(Dataset entries)
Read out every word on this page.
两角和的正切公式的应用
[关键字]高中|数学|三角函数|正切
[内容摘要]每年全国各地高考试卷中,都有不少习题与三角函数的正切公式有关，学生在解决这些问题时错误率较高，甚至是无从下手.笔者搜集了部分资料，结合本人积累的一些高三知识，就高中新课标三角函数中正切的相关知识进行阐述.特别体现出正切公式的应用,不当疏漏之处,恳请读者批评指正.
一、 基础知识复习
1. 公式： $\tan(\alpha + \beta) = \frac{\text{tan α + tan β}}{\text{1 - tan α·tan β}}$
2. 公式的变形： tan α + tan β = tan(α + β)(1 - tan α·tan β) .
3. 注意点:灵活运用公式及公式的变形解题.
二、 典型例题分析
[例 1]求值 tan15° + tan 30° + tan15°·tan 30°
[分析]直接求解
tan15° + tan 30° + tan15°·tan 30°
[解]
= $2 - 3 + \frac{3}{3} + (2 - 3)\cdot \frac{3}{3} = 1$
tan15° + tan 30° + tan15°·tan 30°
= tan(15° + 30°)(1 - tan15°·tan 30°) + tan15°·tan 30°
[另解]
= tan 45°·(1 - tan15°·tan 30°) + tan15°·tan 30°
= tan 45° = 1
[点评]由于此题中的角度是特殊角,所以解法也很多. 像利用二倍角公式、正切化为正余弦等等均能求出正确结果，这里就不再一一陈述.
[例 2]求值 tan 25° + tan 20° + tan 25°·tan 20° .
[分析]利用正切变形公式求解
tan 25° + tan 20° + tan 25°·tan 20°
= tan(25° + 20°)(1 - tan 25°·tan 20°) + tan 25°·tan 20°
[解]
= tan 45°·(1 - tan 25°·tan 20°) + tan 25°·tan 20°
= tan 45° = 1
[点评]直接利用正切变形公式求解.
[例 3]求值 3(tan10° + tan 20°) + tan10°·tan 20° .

==

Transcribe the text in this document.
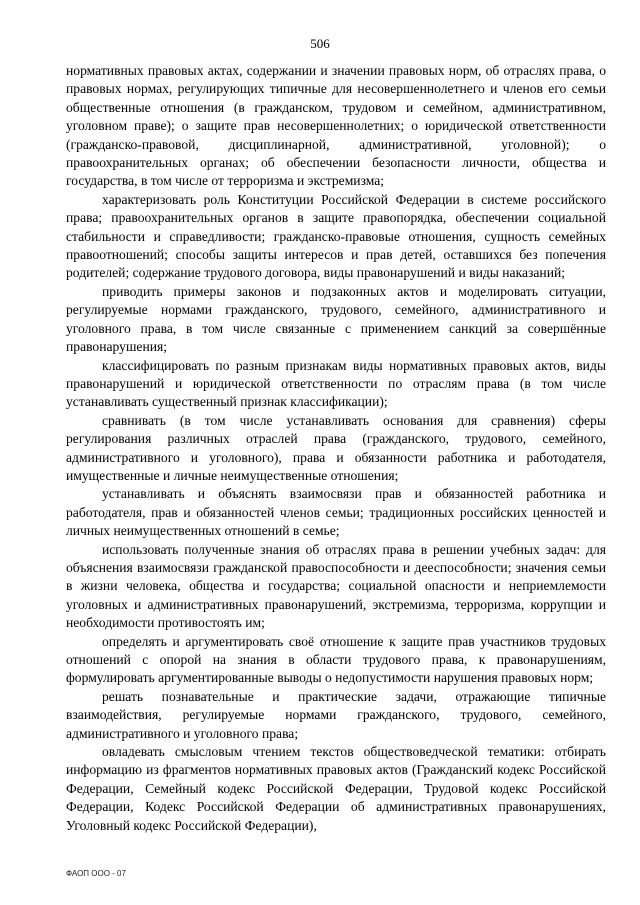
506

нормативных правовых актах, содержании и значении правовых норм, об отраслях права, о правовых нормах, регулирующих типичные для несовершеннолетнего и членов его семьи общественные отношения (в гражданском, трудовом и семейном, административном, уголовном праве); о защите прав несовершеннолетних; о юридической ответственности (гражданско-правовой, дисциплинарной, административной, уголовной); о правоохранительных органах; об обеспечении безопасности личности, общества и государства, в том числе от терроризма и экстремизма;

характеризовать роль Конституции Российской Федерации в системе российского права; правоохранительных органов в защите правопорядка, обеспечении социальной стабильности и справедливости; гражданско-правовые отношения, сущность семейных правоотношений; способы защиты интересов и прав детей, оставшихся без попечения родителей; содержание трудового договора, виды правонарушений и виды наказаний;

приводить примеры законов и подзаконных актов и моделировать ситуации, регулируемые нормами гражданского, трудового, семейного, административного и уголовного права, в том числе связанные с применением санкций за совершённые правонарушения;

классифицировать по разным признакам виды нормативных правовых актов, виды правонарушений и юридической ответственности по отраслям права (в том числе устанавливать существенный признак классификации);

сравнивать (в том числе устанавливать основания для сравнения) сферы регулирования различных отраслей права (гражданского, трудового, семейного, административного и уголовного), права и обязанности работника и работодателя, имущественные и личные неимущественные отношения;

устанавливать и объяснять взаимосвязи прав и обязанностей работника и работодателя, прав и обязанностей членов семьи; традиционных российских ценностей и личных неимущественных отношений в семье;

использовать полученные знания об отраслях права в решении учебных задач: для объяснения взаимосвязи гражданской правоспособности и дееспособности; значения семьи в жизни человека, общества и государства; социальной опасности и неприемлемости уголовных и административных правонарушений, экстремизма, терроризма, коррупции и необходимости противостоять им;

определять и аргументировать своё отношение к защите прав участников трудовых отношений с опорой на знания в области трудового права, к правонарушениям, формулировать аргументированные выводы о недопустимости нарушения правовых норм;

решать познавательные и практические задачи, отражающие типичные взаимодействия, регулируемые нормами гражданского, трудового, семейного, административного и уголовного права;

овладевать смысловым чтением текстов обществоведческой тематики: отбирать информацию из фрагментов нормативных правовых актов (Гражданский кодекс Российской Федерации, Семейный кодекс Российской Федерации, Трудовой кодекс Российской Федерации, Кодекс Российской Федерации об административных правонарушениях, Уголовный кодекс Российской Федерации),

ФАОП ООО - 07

* * *

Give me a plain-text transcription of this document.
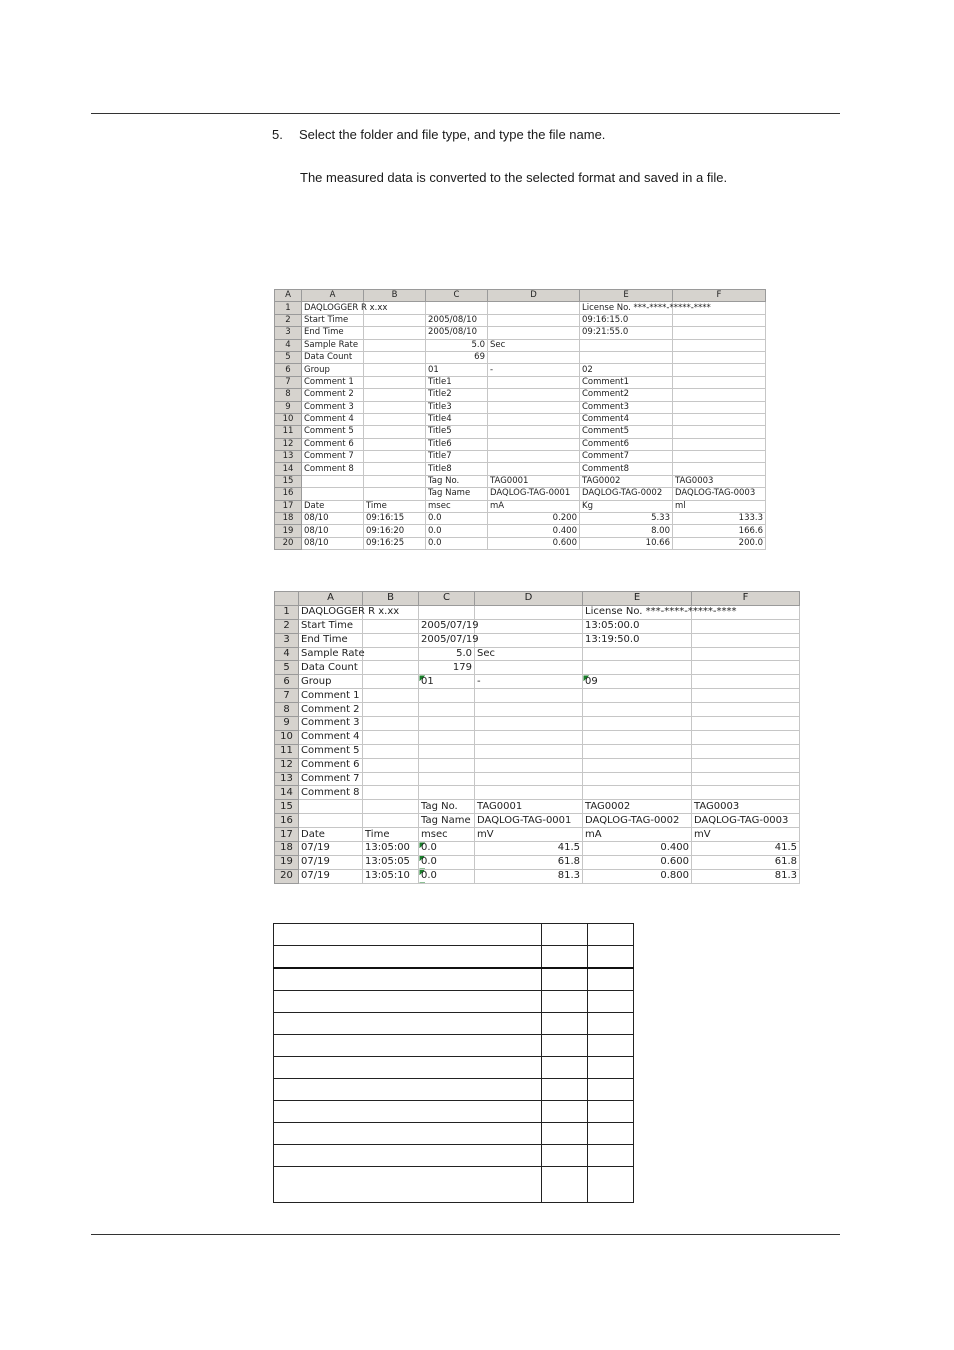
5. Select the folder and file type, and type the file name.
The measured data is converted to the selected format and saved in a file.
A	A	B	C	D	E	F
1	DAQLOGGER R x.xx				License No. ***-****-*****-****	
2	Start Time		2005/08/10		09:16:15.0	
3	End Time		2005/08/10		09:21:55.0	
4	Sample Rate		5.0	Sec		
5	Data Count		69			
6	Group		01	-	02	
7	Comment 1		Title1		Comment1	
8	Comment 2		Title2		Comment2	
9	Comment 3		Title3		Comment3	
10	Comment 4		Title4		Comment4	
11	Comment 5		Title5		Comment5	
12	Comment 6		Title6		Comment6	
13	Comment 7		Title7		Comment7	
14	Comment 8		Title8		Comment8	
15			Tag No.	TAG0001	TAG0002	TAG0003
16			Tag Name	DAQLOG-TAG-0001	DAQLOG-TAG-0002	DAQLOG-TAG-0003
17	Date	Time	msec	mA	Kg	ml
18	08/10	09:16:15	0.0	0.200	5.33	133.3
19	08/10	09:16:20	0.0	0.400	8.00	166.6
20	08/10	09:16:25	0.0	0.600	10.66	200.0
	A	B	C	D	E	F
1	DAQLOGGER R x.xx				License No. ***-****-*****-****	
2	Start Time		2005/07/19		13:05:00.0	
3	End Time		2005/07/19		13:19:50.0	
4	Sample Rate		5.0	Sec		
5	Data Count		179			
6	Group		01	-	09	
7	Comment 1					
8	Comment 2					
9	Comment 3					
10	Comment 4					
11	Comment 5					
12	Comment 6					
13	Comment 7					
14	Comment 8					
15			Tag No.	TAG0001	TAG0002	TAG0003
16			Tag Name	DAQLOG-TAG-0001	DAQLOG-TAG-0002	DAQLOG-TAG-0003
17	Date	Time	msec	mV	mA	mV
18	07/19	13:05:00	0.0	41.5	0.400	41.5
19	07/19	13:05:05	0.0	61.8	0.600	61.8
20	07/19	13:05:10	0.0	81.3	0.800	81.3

Task instructions »
Using the listing above, show each line holding the string "frac".

Full solution »
1. 公式： $\tan(\alpha + \beta) = \frac{\text{tan α + tan β}}{\text{1 - tan α·tan β}}$
= $2 - 3 + \frac{3}{3} + (2 - 3)\cdot \frac{3}{3} = 1$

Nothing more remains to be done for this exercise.